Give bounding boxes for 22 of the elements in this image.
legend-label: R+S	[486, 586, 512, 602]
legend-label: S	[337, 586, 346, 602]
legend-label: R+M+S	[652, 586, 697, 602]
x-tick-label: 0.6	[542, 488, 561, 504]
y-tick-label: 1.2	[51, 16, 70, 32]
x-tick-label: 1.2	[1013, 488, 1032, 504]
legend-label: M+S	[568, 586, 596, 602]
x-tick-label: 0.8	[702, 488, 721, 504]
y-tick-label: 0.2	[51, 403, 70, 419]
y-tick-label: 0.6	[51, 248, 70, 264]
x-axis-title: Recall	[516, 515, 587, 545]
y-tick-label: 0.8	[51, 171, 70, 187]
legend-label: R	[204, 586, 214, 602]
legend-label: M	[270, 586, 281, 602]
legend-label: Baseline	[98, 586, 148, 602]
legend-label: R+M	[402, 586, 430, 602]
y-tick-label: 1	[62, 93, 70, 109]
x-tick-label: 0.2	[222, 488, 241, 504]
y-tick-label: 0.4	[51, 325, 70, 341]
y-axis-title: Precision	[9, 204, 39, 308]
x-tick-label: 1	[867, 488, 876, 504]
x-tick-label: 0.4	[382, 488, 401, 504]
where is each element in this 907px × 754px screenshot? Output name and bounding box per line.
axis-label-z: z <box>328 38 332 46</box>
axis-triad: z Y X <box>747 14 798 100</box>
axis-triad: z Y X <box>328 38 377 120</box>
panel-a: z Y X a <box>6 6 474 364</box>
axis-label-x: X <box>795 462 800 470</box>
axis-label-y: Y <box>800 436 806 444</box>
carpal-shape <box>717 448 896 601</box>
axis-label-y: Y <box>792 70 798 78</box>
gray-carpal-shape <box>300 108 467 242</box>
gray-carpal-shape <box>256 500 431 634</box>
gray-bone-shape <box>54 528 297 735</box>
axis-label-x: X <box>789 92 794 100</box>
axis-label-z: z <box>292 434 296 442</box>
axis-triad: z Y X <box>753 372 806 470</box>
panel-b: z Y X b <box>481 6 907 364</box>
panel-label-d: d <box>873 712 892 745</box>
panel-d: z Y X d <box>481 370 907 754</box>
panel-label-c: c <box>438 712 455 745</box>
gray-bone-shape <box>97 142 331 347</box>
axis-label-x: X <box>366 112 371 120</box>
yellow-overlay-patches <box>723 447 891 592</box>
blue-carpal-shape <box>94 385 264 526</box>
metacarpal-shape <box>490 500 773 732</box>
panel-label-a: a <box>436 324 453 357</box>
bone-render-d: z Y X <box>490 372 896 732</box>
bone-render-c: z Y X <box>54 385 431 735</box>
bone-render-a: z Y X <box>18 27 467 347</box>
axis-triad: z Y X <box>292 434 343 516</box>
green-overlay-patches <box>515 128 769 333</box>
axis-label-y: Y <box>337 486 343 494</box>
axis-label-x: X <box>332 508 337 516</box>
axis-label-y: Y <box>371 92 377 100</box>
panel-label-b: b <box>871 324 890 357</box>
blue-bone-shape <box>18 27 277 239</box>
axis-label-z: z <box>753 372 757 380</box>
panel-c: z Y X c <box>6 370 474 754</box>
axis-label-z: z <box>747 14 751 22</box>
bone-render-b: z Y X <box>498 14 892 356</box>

--*--

__Aim of the exercise__. Please write out all the entries again, substituting "key-label" for every "legend-label" and leaving everything else unchanged.

__Response__.
Give bounding boxes for 22 of the elements in this image.
key-label: R+S	[486, 586, 512, 602]
key-label: S	[337, 586, 346, 602]
key-label: R+M+S	[652, 586, 697, 602]
x-tick-label: 0.6	[542, 488, 561, 504]
y-tick-label: 1.2	[51, 16, 70, 32]
x-tick-label: 1.2	[1013, 488, 1032, 504]
key-label: M+S	[568, 586, 596, 602]
x-tick-label: 0.8	[702, 488, 721, 504]
y-tick-label: 0.2	[51, 403, 70, 419]
y-tick-label: 0.6	[51, 248, 70, 264]
x-axis-title: Recall	[516, 515, 587, 545]
y-tick-label: 0.8	[51, 171, 70, 187]
key-label: R	[204, 586, 214, 602]
key-label: M	[270, 586, 281, 602]
key-label: Baseline	[98, 586, 148, 602]
key-label: R+M	[402, 586, 430, 602]
y-tick-label: 1	[62, 93, 70, 109]
x-tick-label: 0.2	[222, 488, 241, 504]
y-tick-label: 0.4	[51, 325, 70, 341]
y-axis-title: Precision	[9, 204, 39, 308]
x-tick-label: 1	[867, 488, 876, 504]
x-tick-label: 0.4	[382, 488, 401, 504]
where is each element in this 907px × 754px screenshot? Output name and bounding box per line.
axis-label-z: z <box>328 38 332 46</box>
axis-triad: z Y X <box>747 14 798 100</box>
axis-triad: z Y X <box>328 38 377 120</box>
panel-a: z Y X a <box>6 6 474 364</box>
axis-label-x: X <box>795 462 800 470</box>
axis-label-y: Y <box>800 436 806 444</box>
carpal-shape <box>717 448 896 601</box>
axis-label-y: Y <box>792 70 798 78</box>
gray-carpal-shape <box>300 108 467 242</box>
gray-carpal-shape <box>256 500 431 634</box>
gray-bone-shape <box>54 528 297 735</box>
axis-label-x: X <box>789 92 794 100</box>
axis-label-z: z <box>292 434 296 442</box>
axis-triad: z Y X <box>753 372 806 470</box>
panel-b: z Y X b <box>481 6 907 364</box>
panel-label-d: d <box>873 712 892 745</box>
panel-d: z Y X d <box>481 370 907 754</box>
panel-label-c: c <box>438 712 455 745</box>
gray-bone-shape <box>97 142 331 347</box>
axis-label-x: X <box>366 112 371 120</box>
yellow-overlay-patches <box>723 447 891 592</box>
blue-carpal-shape <box>94 385 264 526</box>
metacarpal-shape <box>490 500 773 732</box>
panel-label-a: a <box>436 324 453 357</box>
bone-render-d: z Y X <box>490 372 896 732</box>
bone-render-c: z Y X <box>54 385 431 735</box>
bone-render-a: z Y X <box>18 27 467 347</box>
axis-triad: z Y X <box>292 434 343 516</box>
green-overlay-patches <box>515 128 769 333</box>
axis-label-y: Y <box>337 486 343 494</box>
axis-label-x: X <box>332 508 337 516</box>
axis-label-y: Y <box>371 92 377 100</box>
panel-label-b: b <box>871 324 890 357</box>
blue-bone-shape <box>18 27 277 239</box>
axis-label-z: z <box>753 372 757 380</box>
panel-c: z Y X c <box>6 370 474 754</box>
axis-label-z: z <box>747 14 751 22</box>
bone-render-b: z Y X <box>498 14 892 356</box>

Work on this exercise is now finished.